### RECORDS SUPPLIED
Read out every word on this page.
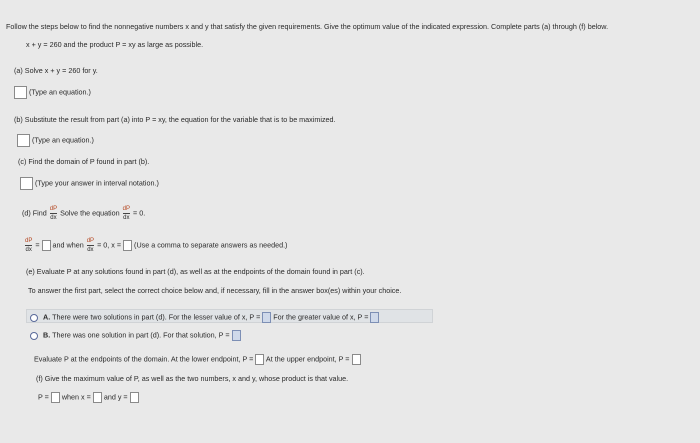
Follow the steps below to find the nonnegative numbers x and y that satisfy the given requirements. Give the optimum value of the indicated expression. Complete parts (a) through (f) below.
x + y = 260 and the product P = xy as large as possible.
(a) Solve x + y = 260 for y.
(Type an equation.)
(b) Substitute the result from part (a) into P = xy, the equation for the variable that is to be maximized.
(Type an equation.)
(c) Find the domain of P found in part (b).
(Type your answer in interval notation.)
(d) Find $\frac{dP}{dx}$ Solve the equation $\frac{dP}{dx} = 0$.
$\frac{dP}{dx}$ = and when $\frac{dP}{dx} = 0$, x = (Use a comma to separate answers as needed.)
(e) Evaluate P at any solutions found in part (d), as well as at the endpoints of the domain found in part (c).
To answer the first part, select the correct choice below and, if necessary, fill in the answer box(es) within your choice.
A. There were two solutions in part (d). For the lesser value of x, P = For the greater value of x, P =
B. There was one solution in part (d). For that solution, P =
Evaluate P at the endpoints of the domain. At the lower endpoint, P = At the upper endpoint, P =
(f) Give the maximum value of P, as well as the two numbers, x and y, whose product is that value.
P = when x = and y =
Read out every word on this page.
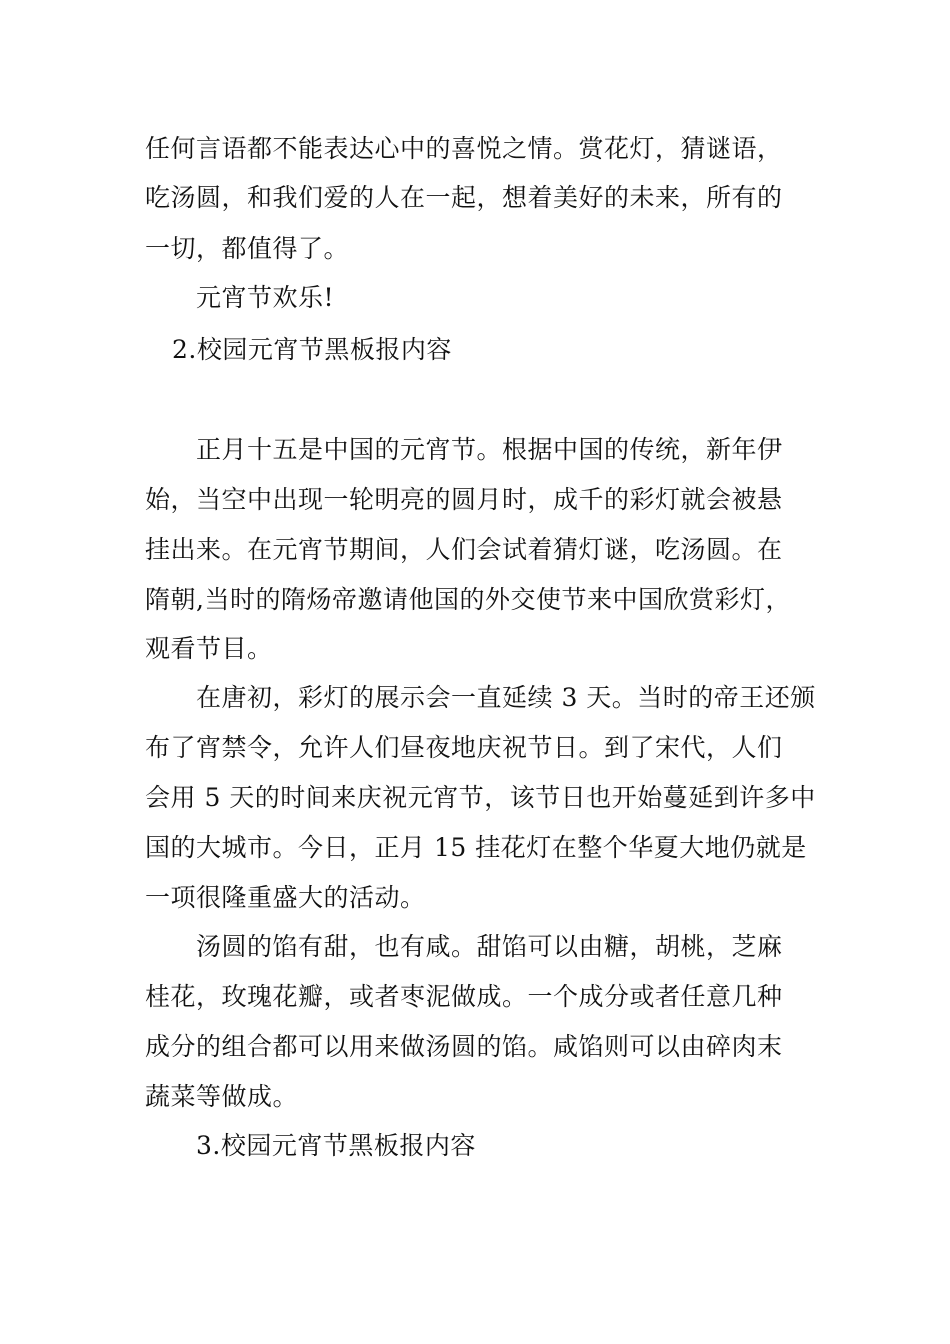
任何言语都不能表达心中的喜悦之情。赏花灯，猜谜语，
吃汤圆，和我们爱的人在一起，想着美好的未来，所有的
一切，都值得了。
元宵节欢乐!
2.校园元宵节黑板报内容
正月十五是中国的元宵节。根据中国的传统，新年伊
始，当空中出现一轮明亮的圆月时，成千的彩灯就会被悬
挂出来。在元宵节期间，人们会试着猜灯谜，吃汤圆。在
隋朝,当时的隋炀帝邀请他国的外交使节来中国欣赏彩灯，
观看节目。
在唐初，彩灯的展示会一直延续 3 天。当时的帝王还颁
布了宵禁令，允许人们昼夜地庆祝节日。到了宋代，人们
会用 5 天的时间来庆祝元宵节，该节日也开始蔓延到许多中
国的大城市。今日，正月 15 挂花灯在整个华夏大地仍就是
一项很隆重盛大的活动。
汤圆的馅有甜，也有咸。甜馅可以由糖，胡桃，芝麻
桂花，玫瑰花瓣，或者枣泥做成。一个成分或者任意几种
成分的组合都可以用来做汤圆的馅。咸馅则可以由碎肉末
蔬菜等做成。
3.校园元宵节黑板报内容
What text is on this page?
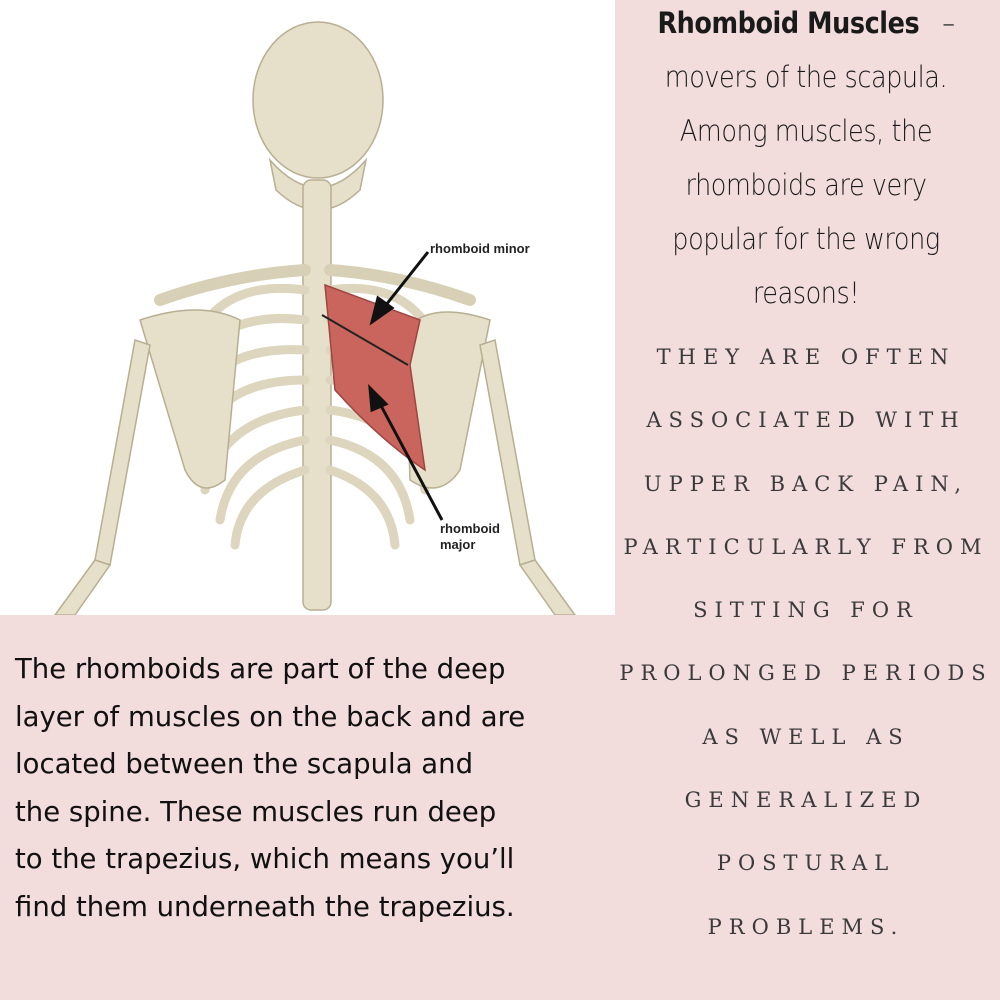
rhomboid minor
rhomboid
major
Rhomboid Muscles –
movers of the scapula.
Among muscles, the
rhomboids are very
popular for the wrong
reasons!
THEY ARE OFTEN
ASSOCIATED WITH
UPPER BACK PAIN,
PARTICULARLY FROM
SITTING FOR
PROLONGED PERIODS
AS WELL AS
GENERALIZED
POSTURAL
PROBLEMS.
The rhomboids are part of the deep
layer of muscles on the back and are
located between the scapula and
the spine. These muscles run deep
to the trapezius, which means you’ll
find them underneath the trapezius.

### GIVEN PROBLEM
Exactly reproduce each record, leaving out any pictures.

### TASK RESPONSE
Read out every word on this page.
Follow the steps below to find the nonnegative numbers x and y that satisfy the given requirements. Give the optimum value of the indicated expression. Complete parts (a) through (f) below.
x + y = 260 and the product P = xy as large as possible.
(a) Solve x + y = 260 for y.
(Type an equation.)
(b) Substitute the result from part (a) into P = xy, the equation for the variable that is to be maximized.
(Type an equation.)
(c) Find the domain of P found in part (b).
(Type your answer in interval notation.)
(d) Find $\frac{dP}{dx}$ Solve the equation $\frac{dP}{dx} = 0$.
$\frac{dP}{dx}$ = and when $\frac{dP}{dx} = 0$, x = (Use a comma to separate answers as needed.)
(e) Evaluate P at any solutions found in part (d), as well as at the endpoints of the domain found in part (c).
To answer the first part, select the correct choice below and, if necessary, fill in the answer box(es) within your choice.
A. There were two solutions in part (d). For the lesser value of x, P = For the greater value of x, P =
B. There was one solution in part (d). For that solution, P =
Evaluate P at the endpoints of the domain. At the lower endpoint, P = At the upper endpoint, P =
(f) Give the maximum value of P, as well as the two numbers, x and y, whose product is that value.
P = when x = and y =
Read out every word on this page.
任何言语都不能表达心中的喜悦之情。赏花灯，猜谜语，
吃汤圆，和我们爱的人在一起，想着美好的未来，所有的
一切，都值得了。
元宵节欢乐!
2.校园元宵节黑板报内容
正月十五是中国的元宵节。根据中国的传统，新年伊
始，当空中出现一轮明亮的圆月时，成千的彩灯就会被悬
挂出来。在元宵节期间，人们会试着猜灯谜，吃汤圆。在
隋朝,当时的隋炀帝邀请他国的外交使节来中国欣赏彩灯，
观看节目。
在唐初，彩灯的展示会一直延续 3 天。当时的帝王还颁
布了宵禁令，允许人们昼夜地庆祝节日。到了宋代，人们
会用 5 天的时间来庆祝元宵节，该节日也开始蔓延到许多中
国的大城市。今日，正月 15 挂花灯在整个华夏大地仍就是
一项很隆重盛大的活动。
汤圆的馅有甜，也有咸。甜馅可以由糖，胡桃，芝麻
桂花，玫瑰花瓣，或者枣泥做成。一个成分或者任意几种
成分的组合都可以用来做汤圆的馅。咸馅则可以由碎肉末
蔬菜等做成。
3.校园元宵节黑板报内容
What text is on this page?
rhomboid minor
rhomboid
major
Rhomboid Muscles –
movers of the scapula.
Among muscles, the
rhomboids are very
popular for the wrong
reasons!
THEY ARE OFTEN
ASSOCIATED WITH
UPPER BACK PAIN,
PARTICULARLY FROM
SITTING FOR
PROLONGED PERIODS
AS WELL AS
GENERALIZED
POSTURAL
PROBLEMS.
The rhomboids are part of the deep
layer of muscles on the back and are
located between the scapula and
the spine. These muscles run deep
to the trapezius, which means you’ll
find them underneath the trapezius.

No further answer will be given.